BEGIN Source records
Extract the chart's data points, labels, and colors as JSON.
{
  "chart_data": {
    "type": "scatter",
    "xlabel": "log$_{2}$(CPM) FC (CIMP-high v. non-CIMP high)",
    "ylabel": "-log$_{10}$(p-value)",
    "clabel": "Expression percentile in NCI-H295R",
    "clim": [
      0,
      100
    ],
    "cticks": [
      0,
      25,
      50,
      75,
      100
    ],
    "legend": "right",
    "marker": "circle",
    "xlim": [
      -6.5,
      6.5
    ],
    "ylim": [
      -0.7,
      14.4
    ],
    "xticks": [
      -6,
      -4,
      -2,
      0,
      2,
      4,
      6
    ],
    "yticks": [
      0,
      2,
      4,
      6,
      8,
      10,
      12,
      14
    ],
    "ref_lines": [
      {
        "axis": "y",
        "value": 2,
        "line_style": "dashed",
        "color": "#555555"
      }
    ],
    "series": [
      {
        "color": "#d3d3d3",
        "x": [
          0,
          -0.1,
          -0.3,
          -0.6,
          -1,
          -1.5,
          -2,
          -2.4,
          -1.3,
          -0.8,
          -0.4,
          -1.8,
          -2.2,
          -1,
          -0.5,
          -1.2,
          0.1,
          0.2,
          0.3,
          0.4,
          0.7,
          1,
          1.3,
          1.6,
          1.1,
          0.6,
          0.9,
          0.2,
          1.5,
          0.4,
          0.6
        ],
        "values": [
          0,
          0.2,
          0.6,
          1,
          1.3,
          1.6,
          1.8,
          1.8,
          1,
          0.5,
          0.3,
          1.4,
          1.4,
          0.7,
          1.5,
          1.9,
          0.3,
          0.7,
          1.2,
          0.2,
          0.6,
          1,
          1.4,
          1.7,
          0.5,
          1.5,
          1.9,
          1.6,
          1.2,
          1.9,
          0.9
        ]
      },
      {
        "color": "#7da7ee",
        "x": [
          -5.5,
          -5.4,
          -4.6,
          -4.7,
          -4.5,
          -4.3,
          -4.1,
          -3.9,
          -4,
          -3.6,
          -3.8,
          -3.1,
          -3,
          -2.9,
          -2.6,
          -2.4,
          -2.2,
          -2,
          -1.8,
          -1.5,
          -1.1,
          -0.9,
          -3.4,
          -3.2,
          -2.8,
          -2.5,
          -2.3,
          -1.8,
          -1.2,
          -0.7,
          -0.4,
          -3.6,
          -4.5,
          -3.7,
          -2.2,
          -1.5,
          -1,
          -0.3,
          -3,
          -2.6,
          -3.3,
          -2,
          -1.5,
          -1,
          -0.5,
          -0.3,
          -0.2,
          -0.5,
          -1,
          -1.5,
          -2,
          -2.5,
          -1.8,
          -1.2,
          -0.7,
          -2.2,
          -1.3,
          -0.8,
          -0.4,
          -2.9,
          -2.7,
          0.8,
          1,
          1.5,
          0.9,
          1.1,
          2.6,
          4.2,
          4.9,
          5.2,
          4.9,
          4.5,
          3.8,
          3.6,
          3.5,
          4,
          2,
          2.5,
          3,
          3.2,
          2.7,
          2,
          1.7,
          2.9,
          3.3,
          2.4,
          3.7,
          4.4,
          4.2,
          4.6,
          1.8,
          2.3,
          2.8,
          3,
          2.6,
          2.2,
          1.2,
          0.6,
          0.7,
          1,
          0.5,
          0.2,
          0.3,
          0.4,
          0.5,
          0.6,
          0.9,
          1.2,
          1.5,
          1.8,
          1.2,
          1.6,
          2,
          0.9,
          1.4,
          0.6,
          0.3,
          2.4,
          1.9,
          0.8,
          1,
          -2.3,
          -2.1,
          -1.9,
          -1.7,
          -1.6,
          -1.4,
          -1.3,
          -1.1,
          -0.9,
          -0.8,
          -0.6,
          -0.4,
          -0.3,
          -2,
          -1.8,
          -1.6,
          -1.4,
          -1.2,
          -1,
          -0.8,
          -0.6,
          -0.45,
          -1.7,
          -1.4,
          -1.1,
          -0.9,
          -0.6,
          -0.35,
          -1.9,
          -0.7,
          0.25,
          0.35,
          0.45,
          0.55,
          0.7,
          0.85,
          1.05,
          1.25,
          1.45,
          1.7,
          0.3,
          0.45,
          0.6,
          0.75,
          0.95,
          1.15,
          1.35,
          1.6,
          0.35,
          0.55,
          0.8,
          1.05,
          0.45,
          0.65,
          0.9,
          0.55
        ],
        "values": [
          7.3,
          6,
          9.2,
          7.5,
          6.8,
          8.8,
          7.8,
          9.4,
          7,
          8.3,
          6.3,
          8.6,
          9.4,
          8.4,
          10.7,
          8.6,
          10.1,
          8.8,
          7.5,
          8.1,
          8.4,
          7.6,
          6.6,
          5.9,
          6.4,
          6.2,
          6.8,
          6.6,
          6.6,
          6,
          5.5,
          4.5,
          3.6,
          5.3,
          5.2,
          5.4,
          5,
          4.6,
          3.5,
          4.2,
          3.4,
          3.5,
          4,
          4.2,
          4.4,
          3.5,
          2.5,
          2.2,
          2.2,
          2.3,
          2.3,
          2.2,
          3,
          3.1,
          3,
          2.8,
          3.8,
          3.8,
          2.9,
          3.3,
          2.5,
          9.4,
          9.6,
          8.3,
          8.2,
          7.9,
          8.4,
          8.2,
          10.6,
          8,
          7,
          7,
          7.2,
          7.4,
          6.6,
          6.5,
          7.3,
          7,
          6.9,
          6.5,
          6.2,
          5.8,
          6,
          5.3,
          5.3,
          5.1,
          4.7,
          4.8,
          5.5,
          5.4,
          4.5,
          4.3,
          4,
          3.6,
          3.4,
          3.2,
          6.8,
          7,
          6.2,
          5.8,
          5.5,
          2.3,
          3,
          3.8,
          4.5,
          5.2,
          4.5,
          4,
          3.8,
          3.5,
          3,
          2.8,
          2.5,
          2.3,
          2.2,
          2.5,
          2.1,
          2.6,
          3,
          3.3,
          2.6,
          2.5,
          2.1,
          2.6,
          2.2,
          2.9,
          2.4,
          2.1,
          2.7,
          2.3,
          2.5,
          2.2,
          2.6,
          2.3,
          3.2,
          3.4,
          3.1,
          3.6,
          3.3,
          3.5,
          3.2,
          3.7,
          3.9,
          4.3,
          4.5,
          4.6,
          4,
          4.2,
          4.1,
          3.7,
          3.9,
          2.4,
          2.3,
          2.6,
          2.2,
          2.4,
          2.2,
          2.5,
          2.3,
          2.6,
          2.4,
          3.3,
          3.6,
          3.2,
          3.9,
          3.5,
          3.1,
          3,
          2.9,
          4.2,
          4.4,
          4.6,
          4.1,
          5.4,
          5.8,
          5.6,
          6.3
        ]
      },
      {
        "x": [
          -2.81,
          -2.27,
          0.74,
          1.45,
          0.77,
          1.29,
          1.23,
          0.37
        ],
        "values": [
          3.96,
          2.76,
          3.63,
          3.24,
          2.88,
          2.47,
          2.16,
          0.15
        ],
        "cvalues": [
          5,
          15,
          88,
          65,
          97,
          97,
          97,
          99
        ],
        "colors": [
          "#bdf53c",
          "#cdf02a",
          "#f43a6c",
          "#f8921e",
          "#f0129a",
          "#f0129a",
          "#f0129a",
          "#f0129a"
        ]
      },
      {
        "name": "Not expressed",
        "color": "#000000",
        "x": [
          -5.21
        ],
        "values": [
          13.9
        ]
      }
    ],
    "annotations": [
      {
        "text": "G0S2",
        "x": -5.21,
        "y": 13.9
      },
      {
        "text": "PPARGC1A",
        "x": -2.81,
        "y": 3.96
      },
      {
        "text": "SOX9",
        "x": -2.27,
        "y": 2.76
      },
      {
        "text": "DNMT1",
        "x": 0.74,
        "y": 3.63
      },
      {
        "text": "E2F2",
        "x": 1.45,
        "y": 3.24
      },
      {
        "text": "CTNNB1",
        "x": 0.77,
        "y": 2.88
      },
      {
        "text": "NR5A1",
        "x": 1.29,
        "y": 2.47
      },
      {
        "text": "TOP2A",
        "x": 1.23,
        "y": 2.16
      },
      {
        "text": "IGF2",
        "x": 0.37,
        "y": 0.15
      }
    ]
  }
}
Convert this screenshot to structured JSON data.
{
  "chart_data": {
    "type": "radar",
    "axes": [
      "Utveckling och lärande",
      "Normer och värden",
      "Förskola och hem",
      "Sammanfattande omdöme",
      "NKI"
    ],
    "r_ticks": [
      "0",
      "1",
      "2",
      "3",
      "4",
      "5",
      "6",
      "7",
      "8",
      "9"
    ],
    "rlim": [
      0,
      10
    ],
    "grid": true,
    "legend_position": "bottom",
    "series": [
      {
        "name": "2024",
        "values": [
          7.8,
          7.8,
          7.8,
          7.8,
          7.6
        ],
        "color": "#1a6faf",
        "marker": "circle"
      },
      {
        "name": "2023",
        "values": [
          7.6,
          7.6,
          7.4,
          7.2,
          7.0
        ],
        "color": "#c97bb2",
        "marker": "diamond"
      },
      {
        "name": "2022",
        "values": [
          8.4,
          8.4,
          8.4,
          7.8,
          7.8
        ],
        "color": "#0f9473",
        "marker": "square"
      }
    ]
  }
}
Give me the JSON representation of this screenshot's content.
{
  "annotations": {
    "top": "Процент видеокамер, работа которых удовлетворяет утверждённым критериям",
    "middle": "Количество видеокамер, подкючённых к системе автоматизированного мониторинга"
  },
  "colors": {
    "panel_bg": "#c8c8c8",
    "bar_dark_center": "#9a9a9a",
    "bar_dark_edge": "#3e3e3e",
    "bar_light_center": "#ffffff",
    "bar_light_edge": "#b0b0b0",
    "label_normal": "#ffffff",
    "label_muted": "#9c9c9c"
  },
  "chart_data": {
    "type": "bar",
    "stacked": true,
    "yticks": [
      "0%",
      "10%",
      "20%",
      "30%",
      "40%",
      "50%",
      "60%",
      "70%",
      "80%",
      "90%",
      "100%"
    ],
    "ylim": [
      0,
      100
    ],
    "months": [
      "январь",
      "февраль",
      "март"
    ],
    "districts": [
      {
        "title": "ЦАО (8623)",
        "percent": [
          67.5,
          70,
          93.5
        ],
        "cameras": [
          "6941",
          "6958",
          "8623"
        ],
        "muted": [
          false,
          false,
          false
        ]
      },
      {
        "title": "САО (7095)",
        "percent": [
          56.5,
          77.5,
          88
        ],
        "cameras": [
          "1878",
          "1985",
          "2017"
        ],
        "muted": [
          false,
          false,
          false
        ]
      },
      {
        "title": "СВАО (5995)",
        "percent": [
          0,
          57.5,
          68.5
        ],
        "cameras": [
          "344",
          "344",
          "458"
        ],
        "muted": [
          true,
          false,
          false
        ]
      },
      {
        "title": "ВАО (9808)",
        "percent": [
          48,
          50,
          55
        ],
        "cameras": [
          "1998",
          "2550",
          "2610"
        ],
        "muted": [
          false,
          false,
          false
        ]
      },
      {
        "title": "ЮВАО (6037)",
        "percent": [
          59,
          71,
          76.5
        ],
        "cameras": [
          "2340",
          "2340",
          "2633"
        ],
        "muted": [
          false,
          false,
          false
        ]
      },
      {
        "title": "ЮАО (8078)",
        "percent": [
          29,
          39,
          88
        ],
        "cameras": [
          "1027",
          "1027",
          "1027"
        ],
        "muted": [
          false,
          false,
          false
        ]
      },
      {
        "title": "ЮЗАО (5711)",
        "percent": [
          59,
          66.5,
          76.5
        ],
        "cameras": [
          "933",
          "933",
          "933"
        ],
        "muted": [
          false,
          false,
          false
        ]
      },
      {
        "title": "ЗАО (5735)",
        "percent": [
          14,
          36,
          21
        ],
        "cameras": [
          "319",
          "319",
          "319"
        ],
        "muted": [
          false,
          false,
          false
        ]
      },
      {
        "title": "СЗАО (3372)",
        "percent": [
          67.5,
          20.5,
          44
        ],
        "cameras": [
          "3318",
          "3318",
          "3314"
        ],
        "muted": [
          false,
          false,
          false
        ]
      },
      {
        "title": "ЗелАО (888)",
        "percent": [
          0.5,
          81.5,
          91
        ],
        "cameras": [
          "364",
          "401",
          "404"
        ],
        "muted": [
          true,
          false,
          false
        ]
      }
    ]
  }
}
END Source records
■ Directions for this task
Report how many lines hold the string "marker", giving the number and nothing else.

■ Written answer
4